- WHAT IS ASKED
Please list all lines of the material below in which the string "bình" occurs.

--- RECORDS SHOWN ---

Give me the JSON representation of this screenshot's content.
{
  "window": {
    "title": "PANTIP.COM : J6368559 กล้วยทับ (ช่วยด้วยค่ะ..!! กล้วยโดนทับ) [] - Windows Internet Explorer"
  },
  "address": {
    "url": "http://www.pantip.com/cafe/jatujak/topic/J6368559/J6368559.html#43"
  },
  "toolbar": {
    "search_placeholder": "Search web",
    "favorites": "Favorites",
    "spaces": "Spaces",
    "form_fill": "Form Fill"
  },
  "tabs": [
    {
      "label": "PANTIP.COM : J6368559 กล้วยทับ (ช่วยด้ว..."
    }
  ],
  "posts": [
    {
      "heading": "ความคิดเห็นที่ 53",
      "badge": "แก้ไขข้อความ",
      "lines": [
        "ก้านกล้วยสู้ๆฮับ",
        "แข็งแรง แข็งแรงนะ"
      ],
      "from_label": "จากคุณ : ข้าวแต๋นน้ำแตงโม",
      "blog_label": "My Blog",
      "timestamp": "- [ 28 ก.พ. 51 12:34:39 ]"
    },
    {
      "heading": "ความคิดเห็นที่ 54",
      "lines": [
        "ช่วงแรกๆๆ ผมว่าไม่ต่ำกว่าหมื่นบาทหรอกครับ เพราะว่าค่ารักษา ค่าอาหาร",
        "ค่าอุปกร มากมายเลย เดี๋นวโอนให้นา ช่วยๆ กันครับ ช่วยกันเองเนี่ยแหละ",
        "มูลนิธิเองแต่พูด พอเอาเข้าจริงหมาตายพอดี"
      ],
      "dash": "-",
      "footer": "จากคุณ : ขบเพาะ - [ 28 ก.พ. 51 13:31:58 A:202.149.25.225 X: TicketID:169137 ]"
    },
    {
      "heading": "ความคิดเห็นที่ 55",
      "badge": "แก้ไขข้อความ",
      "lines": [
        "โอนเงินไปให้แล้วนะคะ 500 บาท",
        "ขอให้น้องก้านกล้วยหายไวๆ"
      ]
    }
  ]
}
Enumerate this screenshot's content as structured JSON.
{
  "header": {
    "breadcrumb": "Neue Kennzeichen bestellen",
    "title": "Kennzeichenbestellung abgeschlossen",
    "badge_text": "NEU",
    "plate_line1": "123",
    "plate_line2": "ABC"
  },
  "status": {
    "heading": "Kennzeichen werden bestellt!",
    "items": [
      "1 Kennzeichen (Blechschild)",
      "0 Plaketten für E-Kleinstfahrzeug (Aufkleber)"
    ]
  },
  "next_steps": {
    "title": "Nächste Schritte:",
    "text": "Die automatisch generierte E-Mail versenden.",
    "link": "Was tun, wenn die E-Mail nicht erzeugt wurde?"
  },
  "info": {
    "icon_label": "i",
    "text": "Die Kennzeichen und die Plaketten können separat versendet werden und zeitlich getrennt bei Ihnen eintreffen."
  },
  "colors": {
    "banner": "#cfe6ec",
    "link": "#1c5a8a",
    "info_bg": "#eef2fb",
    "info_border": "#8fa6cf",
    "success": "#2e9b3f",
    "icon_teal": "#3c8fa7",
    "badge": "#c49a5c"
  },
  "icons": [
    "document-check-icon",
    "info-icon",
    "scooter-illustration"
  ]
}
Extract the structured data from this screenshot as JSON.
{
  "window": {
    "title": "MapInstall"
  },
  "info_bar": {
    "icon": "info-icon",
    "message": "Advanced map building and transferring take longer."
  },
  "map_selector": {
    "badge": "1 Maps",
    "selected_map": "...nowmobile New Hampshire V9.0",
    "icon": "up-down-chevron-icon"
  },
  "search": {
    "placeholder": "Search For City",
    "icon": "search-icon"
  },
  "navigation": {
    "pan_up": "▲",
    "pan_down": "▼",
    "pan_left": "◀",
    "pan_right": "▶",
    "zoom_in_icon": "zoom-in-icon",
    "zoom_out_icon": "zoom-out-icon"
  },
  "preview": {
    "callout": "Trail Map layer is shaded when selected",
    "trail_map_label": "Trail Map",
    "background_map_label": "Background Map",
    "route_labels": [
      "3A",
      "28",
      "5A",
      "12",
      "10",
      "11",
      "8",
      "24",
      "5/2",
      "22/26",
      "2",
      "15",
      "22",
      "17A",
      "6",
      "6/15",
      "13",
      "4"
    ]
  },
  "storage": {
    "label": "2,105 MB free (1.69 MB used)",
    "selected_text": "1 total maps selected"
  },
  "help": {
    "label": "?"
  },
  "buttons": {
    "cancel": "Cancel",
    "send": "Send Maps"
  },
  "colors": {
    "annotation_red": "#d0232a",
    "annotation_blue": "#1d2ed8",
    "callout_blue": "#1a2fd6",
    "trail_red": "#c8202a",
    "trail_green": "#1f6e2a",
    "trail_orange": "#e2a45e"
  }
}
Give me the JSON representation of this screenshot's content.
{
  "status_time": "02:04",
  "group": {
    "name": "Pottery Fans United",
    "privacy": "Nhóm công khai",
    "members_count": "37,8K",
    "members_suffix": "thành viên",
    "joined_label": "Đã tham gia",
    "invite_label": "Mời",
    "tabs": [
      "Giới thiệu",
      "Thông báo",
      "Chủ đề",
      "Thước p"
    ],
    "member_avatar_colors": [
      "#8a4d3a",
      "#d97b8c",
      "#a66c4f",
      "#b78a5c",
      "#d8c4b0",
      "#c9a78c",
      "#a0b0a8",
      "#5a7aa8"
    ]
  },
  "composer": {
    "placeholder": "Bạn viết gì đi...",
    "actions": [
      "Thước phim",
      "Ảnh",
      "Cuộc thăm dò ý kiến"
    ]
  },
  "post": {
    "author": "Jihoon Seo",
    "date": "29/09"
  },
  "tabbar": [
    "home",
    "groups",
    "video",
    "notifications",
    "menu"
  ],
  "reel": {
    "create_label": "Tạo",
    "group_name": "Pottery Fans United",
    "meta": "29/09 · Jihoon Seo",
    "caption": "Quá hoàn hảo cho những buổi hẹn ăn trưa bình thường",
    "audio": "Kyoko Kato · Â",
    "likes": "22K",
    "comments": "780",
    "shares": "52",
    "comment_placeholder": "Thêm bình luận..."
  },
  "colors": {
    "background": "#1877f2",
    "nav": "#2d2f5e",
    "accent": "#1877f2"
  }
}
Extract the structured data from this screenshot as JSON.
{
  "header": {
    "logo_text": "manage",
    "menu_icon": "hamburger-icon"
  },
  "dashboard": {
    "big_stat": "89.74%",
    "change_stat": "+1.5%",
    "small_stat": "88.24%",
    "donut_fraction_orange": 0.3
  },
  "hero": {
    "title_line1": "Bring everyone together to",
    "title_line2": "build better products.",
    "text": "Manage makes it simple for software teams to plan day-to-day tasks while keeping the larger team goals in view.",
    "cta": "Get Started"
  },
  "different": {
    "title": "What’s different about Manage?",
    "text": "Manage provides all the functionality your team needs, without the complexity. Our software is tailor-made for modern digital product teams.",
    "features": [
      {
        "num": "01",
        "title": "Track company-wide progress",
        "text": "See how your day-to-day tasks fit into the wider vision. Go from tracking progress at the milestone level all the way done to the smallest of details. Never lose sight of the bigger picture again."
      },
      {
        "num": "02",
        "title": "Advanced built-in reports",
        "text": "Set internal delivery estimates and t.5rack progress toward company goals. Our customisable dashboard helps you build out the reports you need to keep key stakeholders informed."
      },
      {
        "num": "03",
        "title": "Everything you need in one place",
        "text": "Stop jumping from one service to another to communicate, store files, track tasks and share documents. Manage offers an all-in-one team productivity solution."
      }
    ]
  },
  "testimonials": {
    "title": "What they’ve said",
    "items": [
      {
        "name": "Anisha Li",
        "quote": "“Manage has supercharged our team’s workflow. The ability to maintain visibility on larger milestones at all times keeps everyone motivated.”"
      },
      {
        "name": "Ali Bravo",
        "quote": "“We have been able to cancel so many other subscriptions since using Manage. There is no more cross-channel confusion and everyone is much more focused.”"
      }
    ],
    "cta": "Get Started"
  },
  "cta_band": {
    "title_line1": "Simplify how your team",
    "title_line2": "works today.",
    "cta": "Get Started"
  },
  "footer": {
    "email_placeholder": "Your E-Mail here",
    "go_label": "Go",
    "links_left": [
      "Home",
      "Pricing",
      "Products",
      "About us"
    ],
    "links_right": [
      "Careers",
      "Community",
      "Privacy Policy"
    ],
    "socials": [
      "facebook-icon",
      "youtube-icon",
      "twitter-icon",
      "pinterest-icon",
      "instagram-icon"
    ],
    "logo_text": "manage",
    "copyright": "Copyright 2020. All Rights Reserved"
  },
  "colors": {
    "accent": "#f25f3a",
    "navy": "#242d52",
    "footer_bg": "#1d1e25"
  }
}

---

- SOLVED EXERCISE
    "caption": "Quá hoàn hảo cho những buổi hẹn ăn trưa bình thường",
    "comment_placeholder": "Thêm bình luận..."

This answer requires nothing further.